_課題文_
- - - -
【解法の要点】
本症例を統合失調症と診断することは容易であろう.本問では他の疾患に典型的にみられる症状をみつけるのがよい.
【解説】
✕1 観念奔逸は,考えが次々と浮かび段々と考えがずれていくことをいう.双極性障害の躁状態でみられる.
◯2 「自分しか知らないはずのことを皆が知っている」と感じているところから,思考伝播(自分の考えが他人に筒抜けになる)の症状がある.
◯3 一人きりで誰かに応答している様子がみられるところから,対話性幻聴(幻聴と対話する形)の症状がある.
◯4 「変な味がする」と言い,母が作る食事を食べなくなったところから,被毒妄想(被害妄想)の症状がある.
◯5 家族が精神科の受診を勧めたが,本人は「自分はどこも悪くない」と言って頑なに拒んだところから,病識欠如がみられる.
正解 : (1)
【解法の要点】
統合失調症の患者の回復過程は,急性期(要安静期→亜急性期)→回復期(前期→後期)→維持期,と分けて考えるとよい.本設問は,入院から1ヵ月が経って幻聴と妄想が減弱している時期,すなわち亜急性期での最初の作業療法の役割を問うている.選択肢からは,もっとも負担の少ないものを選ぶのがよい.
【解説】
✕1,3 回復期後期(入院後6ヵ月から1年)における役割である.
◯2 亜急性期(入院1,2週間~1ヵ月以内)における役割である.
✕4 維持期における役割である.
✕5 身辺処理能力の回復は,心身の消耗状態から回復して疲労度の調整ができ,生活リズムが確立した後の課題である.次の段階である回復期前期の作業療法になる.
正解 : (2)
【解法の要点】
様々なプログラム名が挙げられているのでこれを機会に覚えるとよい.認知機能の改善のためのプログラムであるので「認知」に相当する英語があるものが正解かもしれない,と想像してもよいであろう.
【解説】
✕1 ACT(assertive community treatment:包括型地域生活支援プログラム)は,精神障害者への包括型地域生活支援プログラムを指し,精神科医,看護師,精神保健福祉士,作業療法士など多職種が医療チームをつくり,精神障害者が地域で生活できるように365日24時間体制で支援する仕組みであり,訪問が支援活動の中心である.✕2 Empowerment approachは,個人の潜在能力に気づき,置かれている状況に対しての対処能力を高めるようなアプローチをいう.
✕3 IPS(indivual placement and support:個別就労支援プログラム)は,就労支援専門員と医療関係者でチームをつくり精神障害者の就労を支援するものである.特徴は,症状の重さは問題にせず,本人の好みや意欲に基づき職を選択し,障害者雇用ではなく一般就労を目指すものである.
- - - -
_文書レイアウト検出データ_
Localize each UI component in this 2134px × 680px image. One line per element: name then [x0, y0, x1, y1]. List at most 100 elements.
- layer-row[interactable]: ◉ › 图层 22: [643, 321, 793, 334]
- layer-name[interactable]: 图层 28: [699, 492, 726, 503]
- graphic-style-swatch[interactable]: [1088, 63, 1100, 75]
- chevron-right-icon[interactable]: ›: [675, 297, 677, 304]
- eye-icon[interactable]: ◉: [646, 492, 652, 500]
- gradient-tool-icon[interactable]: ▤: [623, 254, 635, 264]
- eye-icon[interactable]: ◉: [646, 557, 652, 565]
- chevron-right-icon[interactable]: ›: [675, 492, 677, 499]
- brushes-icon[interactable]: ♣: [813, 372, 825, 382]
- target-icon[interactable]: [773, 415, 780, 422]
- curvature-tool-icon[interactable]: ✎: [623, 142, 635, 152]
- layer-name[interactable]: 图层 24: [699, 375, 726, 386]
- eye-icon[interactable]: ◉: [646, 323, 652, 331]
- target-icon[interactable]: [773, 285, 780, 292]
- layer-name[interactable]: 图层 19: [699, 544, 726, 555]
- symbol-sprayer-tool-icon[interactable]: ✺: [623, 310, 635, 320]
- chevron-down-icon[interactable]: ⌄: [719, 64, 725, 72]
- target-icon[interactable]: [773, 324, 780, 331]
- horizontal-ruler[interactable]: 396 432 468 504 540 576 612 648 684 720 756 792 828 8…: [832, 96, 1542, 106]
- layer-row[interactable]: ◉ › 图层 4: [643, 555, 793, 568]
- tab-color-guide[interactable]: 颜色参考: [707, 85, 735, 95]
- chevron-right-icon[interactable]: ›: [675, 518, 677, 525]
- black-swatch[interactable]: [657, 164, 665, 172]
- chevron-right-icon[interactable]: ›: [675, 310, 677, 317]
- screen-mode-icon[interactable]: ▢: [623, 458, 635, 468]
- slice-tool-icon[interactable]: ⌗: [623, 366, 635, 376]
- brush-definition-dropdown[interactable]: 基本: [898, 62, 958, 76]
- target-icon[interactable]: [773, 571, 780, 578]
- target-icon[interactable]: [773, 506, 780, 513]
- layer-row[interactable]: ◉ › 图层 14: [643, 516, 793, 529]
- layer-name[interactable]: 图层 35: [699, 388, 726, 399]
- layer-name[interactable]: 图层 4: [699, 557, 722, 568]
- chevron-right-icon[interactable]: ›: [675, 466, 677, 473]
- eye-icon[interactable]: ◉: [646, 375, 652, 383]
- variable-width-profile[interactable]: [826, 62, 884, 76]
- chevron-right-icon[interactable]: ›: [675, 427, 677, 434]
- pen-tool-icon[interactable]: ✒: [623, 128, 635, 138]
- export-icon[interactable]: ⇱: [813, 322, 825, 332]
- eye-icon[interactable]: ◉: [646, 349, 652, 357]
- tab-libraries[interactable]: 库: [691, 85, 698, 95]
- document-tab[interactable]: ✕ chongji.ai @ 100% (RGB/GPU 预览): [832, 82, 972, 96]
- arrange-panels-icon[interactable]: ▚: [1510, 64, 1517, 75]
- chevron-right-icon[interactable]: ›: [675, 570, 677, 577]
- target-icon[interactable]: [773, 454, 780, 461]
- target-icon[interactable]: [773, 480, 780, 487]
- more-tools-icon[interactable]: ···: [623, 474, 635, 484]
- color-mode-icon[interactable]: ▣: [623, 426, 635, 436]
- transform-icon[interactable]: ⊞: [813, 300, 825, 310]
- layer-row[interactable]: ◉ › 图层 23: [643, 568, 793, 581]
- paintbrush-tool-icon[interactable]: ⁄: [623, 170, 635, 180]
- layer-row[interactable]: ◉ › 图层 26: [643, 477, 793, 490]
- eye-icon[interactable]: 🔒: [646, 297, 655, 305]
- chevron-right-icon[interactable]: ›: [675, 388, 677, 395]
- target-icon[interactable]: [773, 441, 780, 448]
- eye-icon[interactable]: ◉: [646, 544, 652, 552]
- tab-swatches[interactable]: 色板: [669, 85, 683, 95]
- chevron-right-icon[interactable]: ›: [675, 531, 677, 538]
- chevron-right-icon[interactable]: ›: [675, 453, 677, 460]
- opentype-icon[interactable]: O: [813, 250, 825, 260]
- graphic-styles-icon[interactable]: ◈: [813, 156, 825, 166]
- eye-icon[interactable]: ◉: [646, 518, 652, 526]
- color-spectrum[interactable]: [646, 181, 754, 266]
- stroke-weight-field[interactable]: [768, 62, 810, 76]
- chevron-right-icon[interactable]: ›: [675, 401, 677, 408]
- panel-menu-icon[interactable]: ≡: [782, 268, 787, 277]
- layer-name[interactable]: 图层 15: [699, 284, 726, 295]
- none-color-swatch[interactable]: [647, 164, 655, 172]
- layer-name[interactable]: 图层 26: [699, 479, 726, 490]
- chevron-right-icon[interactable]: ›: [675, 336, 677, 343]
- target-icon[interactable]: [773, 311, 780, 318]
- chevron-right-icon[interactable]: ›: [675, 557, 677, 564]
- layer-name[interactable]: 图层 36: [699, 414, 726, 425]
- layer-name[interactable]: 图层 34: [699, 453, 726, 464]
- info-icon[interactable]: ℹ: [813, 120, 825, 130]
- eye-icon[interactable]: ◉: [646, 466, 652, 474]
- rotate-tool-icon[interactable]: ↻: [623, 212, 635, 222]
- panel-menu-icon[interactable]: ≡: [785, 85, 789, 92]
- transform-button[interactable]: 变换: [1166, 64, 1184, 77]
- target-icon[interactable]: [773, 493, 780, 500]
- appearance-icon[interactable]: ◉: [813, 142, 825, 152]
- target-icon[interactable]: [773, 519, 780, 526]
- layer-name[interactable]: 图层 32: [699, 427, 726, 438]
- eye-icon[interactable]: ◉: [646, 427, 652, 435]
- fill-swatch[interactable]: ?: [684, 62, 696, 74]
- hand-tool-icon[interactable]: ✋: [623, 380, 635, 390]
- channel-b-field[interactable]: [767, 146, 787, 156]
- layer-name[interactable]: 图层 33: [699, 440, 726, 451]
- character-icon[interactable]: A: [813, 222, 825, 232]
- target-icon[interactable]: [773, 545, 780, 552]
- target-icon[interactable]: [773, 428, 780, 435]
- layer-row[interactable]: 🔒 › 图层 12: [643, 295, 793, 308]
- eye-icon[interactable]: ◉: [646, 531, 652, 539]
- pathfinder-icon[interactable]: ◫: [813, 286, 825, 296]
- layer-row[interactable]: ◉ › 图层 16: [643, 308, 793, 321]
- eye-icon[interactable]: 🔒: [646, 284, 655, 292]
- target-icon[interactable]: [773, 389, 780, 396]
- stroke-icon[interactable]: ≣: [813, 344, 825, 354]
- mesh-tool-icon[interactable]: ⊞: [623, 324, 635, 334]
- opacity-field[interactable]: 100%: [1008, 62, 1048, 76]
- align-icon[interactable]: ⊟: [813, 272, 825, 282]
- - - -
_演習の目的_
課題文によると、観念奔逸はどの疾患のどの状態でみられるか。

_演習の解答_
双極性障害の躁状態でみられる。